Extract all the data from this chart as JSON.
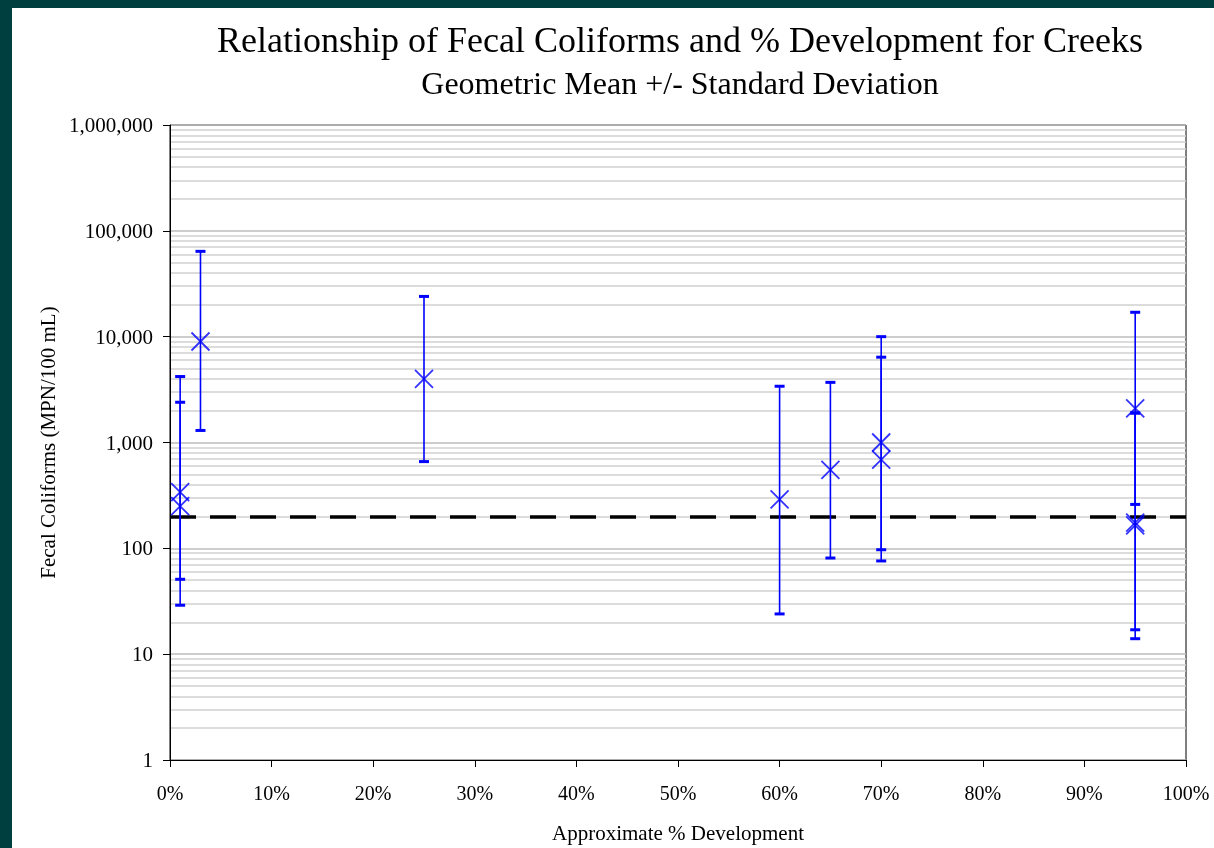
{
  "chart_data": {
    "type": "scatter",
    "title": "Relationship of Fecal Coliforms and % Development for Creeks",
    "subtitle": "Geometric Mean +/- Standard Deviation",
    "xlabel": "Approximate % Development",
    "ylabel": "Fecal Coliforms (MPN/100 mL)",
    "x": [
      1,
      1,
      3,
      25,
      60,
      65,
      70,
      70,
      95,
      95,
      95
    ],
    "values": [
      340,
      250,
      9000,
      4000,
      290,
      550,
      1000,
      690,
      2100,
      175,
      165
    ],
    "errors": [
      [
        29,
        4200
      ],
      [
        51,
        2400
      ],
      [
        1300,
        64000
      ],
      [
        660,
        24000
      ],
      [
        24,
        3400
      ],
      [
        81,
        3700
      ],
      [
        97,
        10000
      ],
      [
        76,
        6400
      ],
      [
        260,
        17000
      ],
      [
        17,
        1900
      ],
      [
        14,
        1900
      ]
    ],
    "color": "#0000ff",
    "marker": "cross",
    "log": true,
    "grid": "y",
    "xlim": [
      0,
      100
    ],
    "xticks": [
      {
        "value": 0,
        "label": "0%"
      },
      {
        "value": 10,
        "label": "10%"
      },
      {
        "value": 20,
        "label": "20%"
      },
      {
        "value": 30,
        "label": "30%"
      },
      {
        "value": 40,
        "label": "40%"
      },
      {
        "value": 50,
        "label": "50%"
      },
      {
        "value": 60,
        "label": "60%"
      },
      {
        "value": 70,
        "label": "70%"
      },
      {
        "value": 80,
        "label": "80%"
      },
      {
        "value": 90,
        "label": "90%"
      },
      {
        "value": 100,
        "label": "100%"
      }
    ],
    "ylim": [
      1,
      1000000
    ],
    "yticks": [
      1,
      10,
      100,
      {
        "value": 1000,
        "label": "1,000"
      },
      {
        "value": 10000,
        "label": "10,000"
      },
      {
        "value": 100000,
        "label": "100,000"
      },
      {
        "value": 1000000,
        "label": "1,000,000"
      }
    ],
    "ref_lines": [
      {
        "axis": "y",
        "value": 200,
        "color": "#000000",
        "line_style": "dashed"
      }
    ]
  }
}
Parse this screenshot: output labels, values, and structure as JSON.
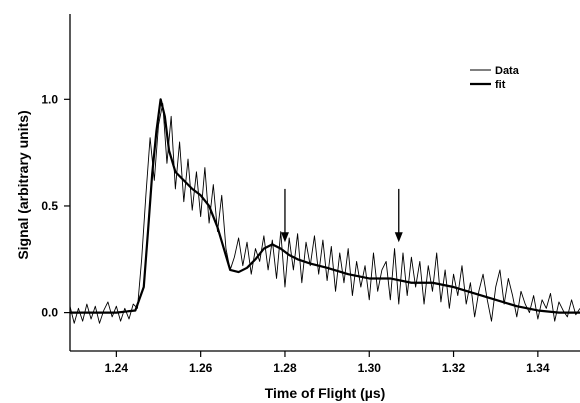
{
  "chart_data": {
    "type": "line",
    "xlabel": "Time of Flight (µs)",
    "ylabel": "Signal (arbitrary units)",
    "xlim": [
      1.229,
      1.35
    ],
    "ylim": [
      -0.18,
      1.4
    ],
    "xticks": [
      1.24,
      1.26,
      1.28,
      1.3,
      1.32,
      1.34
    ],
    "xtick_labels": [
      "1.24",
      "1.26",
      "1.28",
      "1.30",
      "1.32",
      "1.34"
    ],
    "yticks": [
      0.0,
      0.5,
      1.0
    ],
    "ytick_labels": [
      "0.0",
      "0.5",
      "1.0"
    ],
    "grid": false,
    "legend_position": "top-right",
    "series": [
      {
        "name": "Data",
        "style": "thin",
        "x": [
          1.229,
          1.23,
          1.231,
          1.232,
          1.233,
          1.234,
          1.235,
          1.236,
          1.237,
          1.238,
          1.239,
          1.24,
          1.241,
          1.242,
          1.243,
          1.244,
          1.245,
          1.246,
          1.247,
          1.248,
          1.249,
          1.25,
          1.251,
          1.252,
          1.253,
          1.254,
          1.255,
          1.256,
          1.257,
          1.258,
          1.259,
          1.26,
          1.261,
          1.262,
          1.263,
          1.264,
          1.265,
          1.266,
          1.267,
          1.268,
          1.269,
          1.27,
          1.271,
          1.272,
          1.273,
          1.274,
          1.275,
          1.276,
          1.277,
          1.278,
          1.279,
          1.28,
          1.281,
          1.282,
          1.283,
          1.284,
          1.285,
          1.286,
          1.287,
          1.288,
          1.289,
          1.29,
          1.291,
          1.292,
          1.293,
          1.294,
          1.295,
          1.296,
          1.297,
          1.298,
          1.299,
          1.3,
          1.301,
          1.302,
          1.303,
          1.304,
          1.305,
          1.306,
          1.307,
          1.308,
          1.309,
          1.31,
          1.311,
          1.312,
          1.313,
          1.314,
          1.315,
          1.316,
          1.317,
          1.318,
          1.319,
          1.32,
          1.321,
          1.322,
          1.323,
          1.324,
          1.325,
          1.326,
          1.327,
          1.328,
          1.329,
          1.33,
          1.331,
          1.332,
          1.333,
          1.334,
          1.335,
          1.336,
          1.337,
          1.338,
          1.339,
          1.34,
          1.341,
          1.342,
          1.343,
          1.344,
          1.345,
          1.346,
          1.347,
          1.348,
          1.349,
          1.35
        ],
        "y": [
          0.03,
          -0.05,
          0.02,
          -0.04,
          0.04,
          -0.03,
          0.03,
          -0.05,
          0.01,
          0.05,
          -0.02,
          0.03,
          -0.04,
          0.02,
          -0.03,
          0.04,
          0.02,
          0.25,
          0.55,
          0.82,
          0.62,
          0.88,
          0.98,
          0.7,
          0.92,
          0.58,
          0.8,
          0.52,
          0.72,
          0.48,
          0.66,
          0.45,
          0.68,
          0.42,
          0.6,
          0.38,
          0.55,
          0.3,
          0.2,
          0.26,
          0.35,
          0.22,
          0.33,
          0.18,
          0.3,
          0.24,
          0.36,
          0.2,
          0.34,
          0.16,
          0.38,
          0.12,
          0.35,
          0.2,
          0.37,
          0.14,
          0.33,
          0.22,
          0.36,
          0.18,
          0.34,
          0.15,
          0.31,
          0.1,
          0.28,
          0.14,
          0.3,
          0.08,
          0.24,
          0.12,
          0.22,
          0.06,
          0.28,
          0.1,
          0.2,
          0.24,
          0.06,
          0.3,
          0.04,
          0.28,
          0.08,
          0.26,
          0.12,
          0.24,
          0.04,
          0.22,
          0.1,
          0.28,
          0.05,
          0.2,
          0.02,
          0.18,
          0.08,
          0.22,
          0.04,
          0.14,
          -0.02,
          0.1,
          0.18,
          0.06,
          -0.04,
          0.12,
          0.2,
          0.04,
          0.16,
          0.08,
          -0.02,
          0.1,
          0.04,
          0.0,
          0.08,
          -0.03,
          0.06,
          0.02,
          0.09,
          -0.04,
          0.05,
          0.01,
          -0.02,
          0.06,
          -0.01,
          0.02
        ]
      },
      {
        "name": "fit",
        "style": "thick",
        "x": [
          1.229,
          1.24,
          1.2445,
          1.2465,
          1.2475,
          1.2485,
          1.2495,
          1.2505,
          1.2515,
          1.2525,
          1.254,
          1.256,
          1.258,
          1.26,
          1.262,
          1.264,
          1.2655,
          1.267,
          1.269,
          1.271,
          1.273,
          1.275,
          1.277,
          1.279,
          1.281,
          1.283,
          1.286,
          1.29,
          1.295,
          1.3,
          1.305,
          1.31,
          1.315,
          1.32,
          1.325,
          1.33,
          1.335,
          1.34,
          1.345,
          1.35
        ],
        "y": [
          0.0,
          0.0,
          0.01,
          0.12,
          0.38,
          0.65,
          0.85,
          1.0,
          0.92,
          0.76,
          0.66,
          0.62,
          0.58,
          0.55,
          0.5,
          0.4,
          0.3,
          0.2,
          0.19,
          0.21,
          0.25,
          0.3,
          0.32,
          0.3,
          0.27,
          0.25,
          0.23,
          0.21,
          0.18,
          0.16,
          0.16,
          0.14,
          0.14,
          0.12,
          0.09,
          0.06,
          0.03,
          0.01,
          0.0,
          0.0
        ]
      }
    ],
    "annotations": [
      {
        "type": "arrow",
        "x": 1.28,
        "y_from": 0.58,
        "y_to": 0.33
      },
      {
        "type": "arrow",
        "x": 1.307,
        "y_from": 0.58,
        "y_to": 0.33
      }
    ]
  }
}
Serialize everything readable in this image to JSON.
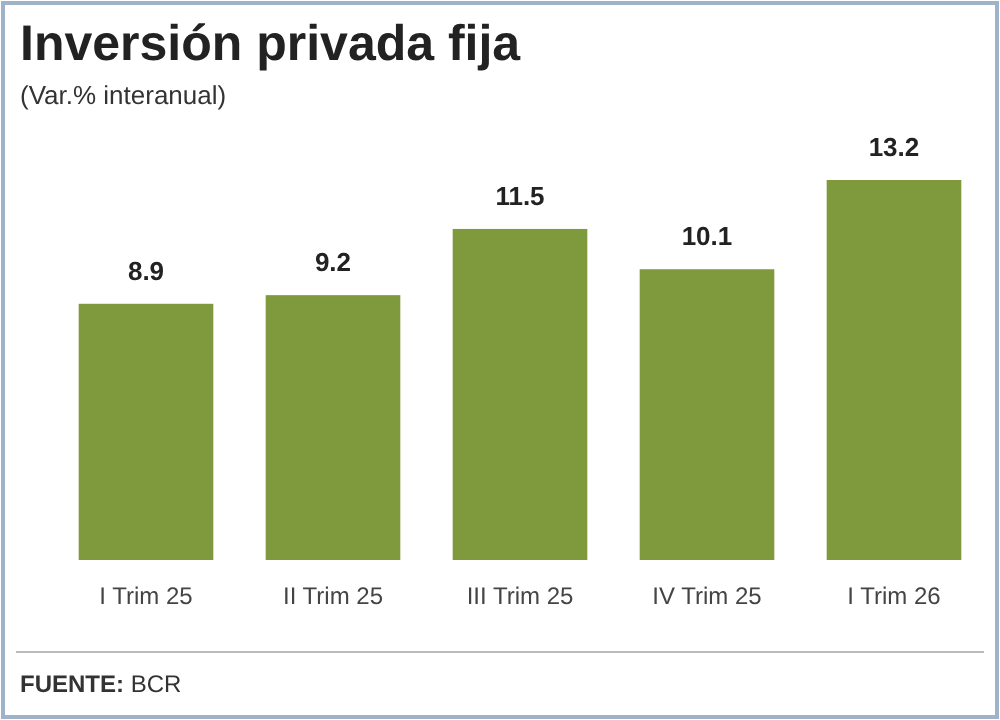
{
  "chart_data": {
    "type": "bar",
    "title": "Inversión privada fija",
    "subtitle": "(Var.% interanual)",
    "categories": [
      "I Trim 25",
      "II Trim 25",
      "III Trim 25",
      "IV Trim 25",
      "I Trim 26"
    ],
    "values": [
      8.9,
      9.2,
      11.5,
      10.1,
      13.2
    ],
    "color": "#7e9a3c",
    "tick_labels": "x",
    "data_labels": true,
    "annotations": [
      "FUENTE: BCR"
    ]
  }
}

::::::

Give again, unchanged, only the lines from the line containing "Serialize everything readable" to the last line of the records above. Pictures do not belong in the copy.

Serialize everything readable in this image to JSON.
{
  "chart_data": {
    "type": "bar",
    "title": "Inversión privada fija",
    "subtitle": "(Var.% interanual)",
    "categories": [
      "I Trim 25",
      "II Trim 25",
      "III Trim 25",
      "IV Trim 25",
      "I Trim 26"
    ],
    "values": [
      8.9,
      9.2,
      11.5,
      10.1,
      13.2
    ],
    "color": "#7e9a3c",
    "tick_labels": "x",
    "data_labels": true,
    "annotations": [
      "FUENTE: BCR"
    ]
  }
}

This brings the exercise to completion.